Check every line below for the word "reprises" and show those that hold it.

[Stored entries]
● ● ● ● ● ● ●
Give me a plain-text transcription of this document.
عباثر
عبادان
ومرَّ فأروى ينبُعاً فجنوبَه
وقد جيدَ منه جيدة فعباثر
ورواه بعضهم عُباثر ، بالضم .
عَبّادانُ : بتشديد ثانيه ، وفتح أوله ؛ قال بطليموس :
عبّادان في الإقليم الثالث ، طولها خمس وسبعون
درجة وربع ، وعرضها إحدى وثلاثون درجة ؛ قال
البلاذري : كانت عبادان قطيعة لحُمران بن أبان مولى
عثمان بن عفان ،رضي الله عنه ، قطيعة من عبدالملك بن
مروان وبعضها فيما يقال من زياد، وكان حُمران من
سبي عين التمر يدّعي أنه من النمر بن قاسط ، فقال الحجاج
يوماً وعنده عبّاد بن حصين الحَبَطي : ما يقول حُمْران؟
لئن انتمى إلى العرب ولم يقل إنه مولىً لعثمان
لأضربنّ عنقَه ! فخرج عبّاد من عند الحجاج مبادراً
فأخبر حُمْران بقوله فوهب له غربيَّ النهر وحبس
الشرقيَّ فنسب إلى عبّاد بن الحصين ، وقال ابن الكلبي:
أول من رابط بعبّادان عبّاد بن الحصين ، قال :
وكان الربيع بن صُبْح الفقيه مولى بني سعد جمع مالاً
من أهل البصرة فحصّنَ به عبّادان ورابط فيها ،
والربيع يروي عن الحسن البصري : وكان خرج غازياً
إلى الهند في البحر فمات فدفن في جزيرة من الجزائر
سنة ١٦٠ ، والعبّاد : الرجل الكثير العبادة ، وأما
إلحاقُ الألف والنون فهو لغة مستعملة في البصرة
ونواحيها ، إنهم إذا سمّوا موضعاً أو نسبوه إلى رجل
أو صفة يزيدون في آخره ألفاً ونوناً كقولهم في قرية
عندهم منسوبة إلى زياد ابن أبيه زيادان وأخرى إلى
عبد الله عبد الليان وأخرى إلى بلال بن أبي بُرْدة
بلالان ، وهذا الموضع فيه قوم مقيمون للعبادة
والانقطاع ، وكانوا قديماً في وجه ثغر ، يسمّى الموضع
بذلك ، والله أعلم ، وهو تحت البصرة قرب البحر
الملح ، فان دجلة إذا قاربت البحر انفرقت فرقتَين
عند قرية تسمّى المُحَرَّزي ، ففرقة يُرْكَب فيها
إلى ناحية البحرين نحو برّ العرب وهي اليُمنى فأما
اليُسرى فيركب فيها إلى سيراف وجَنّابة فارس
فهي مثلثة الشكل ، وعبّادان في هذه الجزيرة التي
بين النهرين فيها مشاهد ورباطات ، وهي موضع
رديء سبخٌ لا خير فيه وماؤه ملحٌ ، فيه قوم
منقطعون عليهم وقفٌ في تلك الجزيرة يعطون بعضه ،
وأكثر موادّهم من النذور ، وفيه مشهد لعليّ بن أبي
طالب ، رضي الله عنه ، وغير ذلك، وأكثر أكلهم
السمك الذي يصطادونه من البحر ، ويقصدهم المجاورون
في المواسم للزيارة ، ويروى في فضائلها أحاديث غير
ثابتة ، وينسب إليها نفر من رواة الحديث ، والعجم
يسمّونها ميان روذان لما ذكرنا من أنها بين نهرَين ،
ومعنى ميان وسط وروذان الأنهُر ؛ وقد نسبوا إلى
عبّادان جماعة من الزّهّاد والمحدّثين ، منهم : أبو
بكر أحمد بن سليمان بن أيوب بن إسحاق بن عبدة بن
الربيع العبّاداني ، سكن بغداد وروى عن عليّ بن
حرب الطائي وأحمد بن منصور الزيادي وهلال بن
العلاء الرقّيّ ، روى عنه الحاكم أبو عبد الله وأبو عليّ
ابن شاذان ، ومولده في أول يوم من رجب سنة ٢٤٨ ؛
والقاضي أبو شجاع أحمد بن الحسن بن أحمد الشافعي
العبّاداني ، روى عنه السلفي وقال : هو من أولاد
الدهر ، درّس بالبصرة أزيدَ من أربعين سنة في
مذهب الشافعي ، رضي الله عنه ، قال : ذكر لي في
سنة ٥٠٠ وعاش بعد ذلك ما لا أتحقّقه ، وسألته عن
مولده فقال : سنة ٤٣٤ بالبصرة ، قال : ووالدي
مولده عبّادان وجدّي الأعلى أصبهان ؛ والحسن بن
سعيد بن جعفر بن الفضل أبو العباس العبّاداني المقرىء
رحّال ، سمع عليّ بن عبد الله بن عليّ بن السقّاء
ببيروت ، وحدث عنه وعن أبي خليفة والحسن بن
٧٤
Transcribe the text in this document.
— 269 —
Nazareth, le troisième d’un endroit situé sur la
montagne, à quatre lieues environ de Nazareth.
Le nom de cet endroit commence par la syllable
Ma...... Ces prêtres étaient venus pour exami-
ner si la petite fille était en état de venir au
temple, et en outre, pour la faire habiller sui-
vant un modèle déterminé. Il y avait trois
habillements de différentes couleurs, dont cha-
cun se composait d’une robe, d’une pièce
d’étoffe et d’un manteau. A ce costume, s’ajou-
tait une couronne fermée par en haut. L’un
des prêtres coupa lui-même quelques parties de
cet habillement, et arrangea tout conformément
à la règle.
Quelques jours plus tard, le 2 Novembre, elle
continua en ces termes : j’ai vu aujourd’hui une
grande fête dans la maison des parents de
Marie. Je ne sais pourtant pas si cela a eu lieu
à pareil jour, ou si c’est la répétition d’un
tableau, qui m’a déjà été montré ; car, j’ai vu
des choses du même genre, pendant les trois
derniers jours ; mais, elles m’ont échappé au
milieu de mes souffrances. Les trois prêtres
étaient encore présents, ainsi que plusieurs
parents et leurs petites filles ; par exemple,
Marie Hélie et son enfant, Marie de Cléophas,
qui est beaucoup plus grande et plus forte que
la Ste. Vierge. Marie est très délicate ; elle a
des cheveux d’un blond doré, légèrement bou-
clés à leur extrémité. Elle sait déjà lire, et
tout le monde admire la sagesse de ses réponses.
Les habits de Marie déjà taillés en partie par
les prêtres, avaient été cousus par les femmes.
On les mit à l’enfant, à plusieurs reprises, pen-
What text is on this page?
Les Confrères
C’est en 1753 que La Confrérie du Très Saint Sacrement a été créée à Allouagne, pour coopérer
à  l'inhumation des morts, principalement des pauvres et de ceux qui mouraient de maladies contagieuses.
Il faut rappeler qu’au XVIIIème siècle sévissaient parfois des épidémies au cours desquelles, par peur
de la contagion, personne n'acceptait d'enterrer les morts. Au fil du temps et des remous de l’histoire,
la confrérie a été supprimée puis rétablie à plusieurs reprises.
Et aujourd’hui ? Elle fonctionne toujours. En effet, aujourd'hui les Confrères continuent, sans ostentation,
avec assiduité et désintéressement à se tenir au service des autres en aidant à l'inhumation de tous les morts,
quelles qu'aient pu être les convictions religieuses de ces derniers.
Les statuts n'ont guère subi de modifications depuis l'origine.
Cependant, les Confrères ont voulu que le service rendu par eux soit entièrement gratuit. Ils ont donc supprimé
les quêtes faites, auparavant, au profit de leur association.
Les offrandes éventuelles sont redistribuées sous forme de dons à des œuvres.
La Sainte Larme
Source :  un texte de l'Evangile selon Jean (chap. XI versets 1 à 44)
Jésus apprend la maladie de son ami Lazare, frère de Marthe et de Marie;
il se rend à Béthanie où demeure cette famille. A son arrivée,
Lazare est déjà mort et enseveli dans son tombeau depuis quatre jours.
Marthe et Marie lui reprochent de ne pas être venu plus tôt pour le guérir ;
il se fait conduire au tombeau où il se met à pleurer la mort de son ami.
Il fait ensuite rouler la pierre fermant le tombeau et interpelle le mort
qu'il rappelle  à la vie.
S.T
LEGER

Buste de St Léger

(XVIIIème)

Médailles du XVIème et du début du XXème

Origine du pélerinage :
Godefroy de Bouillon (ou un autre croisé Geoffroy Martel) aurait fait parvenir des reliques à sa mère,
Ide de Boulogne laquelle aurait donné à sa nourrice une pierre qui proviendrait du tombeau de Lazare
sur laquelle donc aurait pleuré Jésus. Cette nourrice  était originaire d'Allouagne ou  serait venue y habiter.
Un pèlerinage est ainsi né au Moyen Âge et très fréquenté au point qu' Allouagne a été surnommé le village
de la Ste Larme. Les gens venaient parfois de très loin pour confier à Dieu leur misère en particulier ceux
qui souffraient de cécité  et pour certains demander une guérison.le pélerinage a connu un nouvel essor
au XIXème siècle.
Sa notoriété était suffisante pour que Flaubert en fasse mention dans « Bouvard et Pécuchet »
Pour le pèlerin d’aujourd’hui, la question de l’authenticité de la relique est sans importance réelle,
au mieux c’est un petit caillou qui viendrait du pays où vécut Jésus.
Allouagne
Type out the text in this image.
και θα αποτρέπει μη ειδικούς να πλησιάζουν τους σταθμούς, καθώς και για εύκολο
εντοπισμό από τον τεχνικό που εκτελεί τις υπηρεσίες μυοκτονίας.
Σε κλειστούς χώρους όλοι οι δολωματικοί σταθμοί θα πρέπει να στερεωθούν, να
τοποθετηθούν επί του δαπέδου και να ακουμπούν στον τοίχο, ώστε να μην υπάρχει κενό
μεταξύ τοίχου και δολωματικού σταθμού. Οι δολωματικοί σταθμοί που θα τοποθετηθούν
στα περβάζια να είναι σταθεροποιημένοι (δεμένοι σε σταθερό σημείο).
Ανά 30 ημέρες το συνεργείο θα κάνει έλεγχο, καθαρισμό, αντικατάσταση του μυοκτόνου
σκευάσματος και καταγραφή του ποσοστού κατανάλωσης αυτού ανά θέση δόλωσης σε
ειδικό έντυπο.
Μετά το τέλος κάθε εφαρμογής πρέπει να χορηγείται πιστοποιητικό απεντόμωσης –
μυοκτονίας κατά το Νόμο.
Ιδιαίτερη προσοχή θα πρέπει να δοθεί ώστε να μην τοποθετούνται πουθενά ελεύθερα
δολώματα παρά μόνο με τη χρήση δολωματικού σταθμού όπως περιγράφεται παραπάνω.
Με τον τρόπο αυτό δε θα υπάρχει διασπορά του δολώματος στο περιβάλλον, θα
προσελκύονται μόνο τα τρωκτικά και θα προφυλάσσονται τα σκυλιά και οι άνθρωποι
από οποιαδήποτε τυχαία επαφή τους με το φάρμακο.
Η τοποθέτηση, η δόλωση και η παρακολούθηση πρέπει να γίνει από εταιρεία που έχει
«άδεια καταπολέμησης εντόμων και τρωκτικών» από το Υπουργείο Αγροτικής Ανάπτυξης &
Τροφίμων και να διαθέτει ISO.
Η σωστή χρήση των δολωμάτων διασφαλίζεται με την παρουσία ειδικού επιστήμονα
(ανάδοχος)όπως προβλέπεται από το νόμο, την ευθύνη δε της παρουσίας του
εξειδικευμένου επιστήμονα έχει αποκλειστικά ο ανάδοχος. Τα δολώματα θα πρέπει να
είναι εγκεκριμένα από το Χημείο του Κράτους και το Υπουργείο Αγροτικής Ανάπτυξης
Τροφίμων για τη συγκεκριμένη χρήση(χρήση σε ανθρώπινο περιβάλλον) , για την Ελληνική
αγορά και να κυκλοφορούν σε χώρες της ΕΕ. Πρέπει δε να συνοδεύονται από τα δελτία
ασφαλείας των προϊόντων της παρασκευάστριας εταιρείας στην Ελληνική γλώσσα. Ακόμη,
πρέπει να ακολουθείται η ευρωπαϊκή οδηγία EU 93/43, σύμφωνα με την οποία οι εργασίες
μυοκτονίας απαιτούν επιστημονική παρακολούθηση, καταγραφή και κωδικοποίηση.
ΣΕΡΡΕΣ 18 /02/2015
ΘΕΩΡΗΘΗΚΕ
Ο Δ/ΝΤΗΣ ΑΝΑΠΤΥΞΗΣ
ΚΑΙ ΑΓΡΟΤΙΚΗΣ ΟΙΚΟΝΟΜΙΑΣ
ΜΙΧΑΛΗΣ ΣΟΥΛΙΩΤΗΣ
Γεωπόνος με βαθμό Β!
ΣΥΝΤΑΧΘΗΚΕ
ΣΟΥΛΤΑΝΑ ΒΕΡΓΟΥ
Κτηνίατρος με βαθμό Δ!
● ● ● ● ● ● ●
The answer:
On les mit à l’enfant, à plusieurs reprises, pen-
la confrérie a été supprimée puis rétablie à plusieurs reprises.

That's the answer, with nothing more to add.